__Task to complete__
Repeat every line exactly, keeping the pictures out of the copy.
━━━━━━━━━━━━━━━━
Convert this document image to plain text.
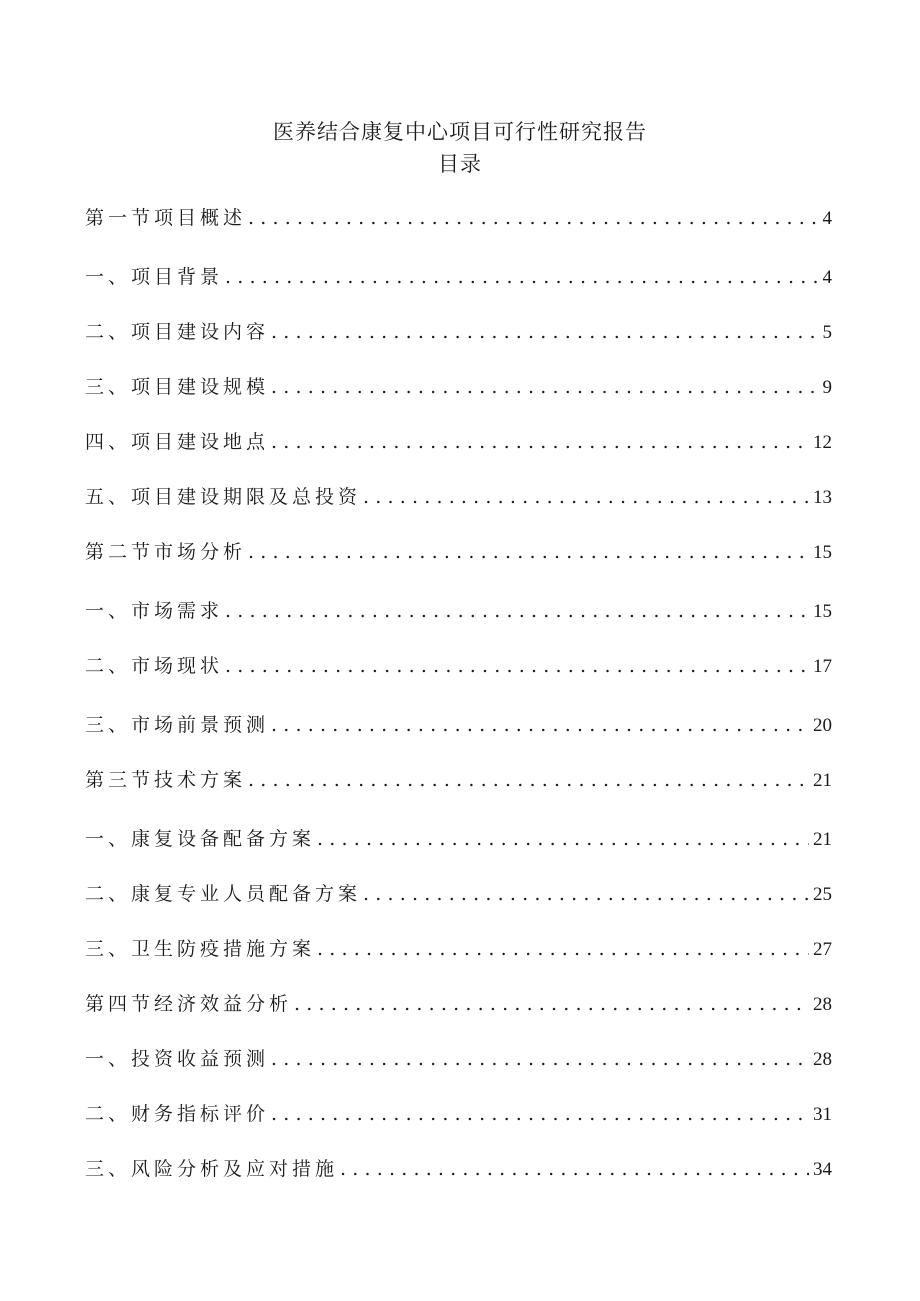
医养结合康复中心项目可行性研究报告
目录
第一节项目概述 .....	4
一、项目背景 .....	4
二、项目建设内容 .....	5
三、项目建设规模 .....	9
四、项目建设地点 .....	12
五、项目建设期限及总投资 .....	13
第二节市场分析 .....	15
一、市场需求 .....	15
二、市场现状 .....	17
三、市场前景预测 .....	20
第三节技术方案 .....	21
一、康复设备配备方案 .....	21
二、康复专业人员配备方案 .....	25
三、卫生防疫措施方案 .....	27
第四节经济效益分析 .....	28
一、投资收益预测 .....	28
二、财务指标评价 .....	31
三、风险分析及应对措施 .....	34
━━━━━━━━━━━━━━━━
__Worked answer__
Convert this document image to plain text.
医养结合康复中心项目可行性研究报告
目录
第一节项目概述 .....	4
一、项目背景 .....	4
二、项目建设内容 .....	5
三、项目建设规模 .....	9
四、项目建设地点 .....	12
五、项目建设期限及总投资 .....	13
第二节市场分析 .....	15
一、市场需求 .....	15
二、市场现状 .....	17
三、市场前景预测 .....	20
第三节技术方案 .....	21
一、康复设备配备方案 .....	21
二、康复专业人员配备方案 .....	25
三、卫生防疫措施方案 .....	27
第四节经济效益分析 .....	28
一、投资收益预测 .....	28
二、财务指标评价 .....	31
三、风险分析及应对措施 .....	34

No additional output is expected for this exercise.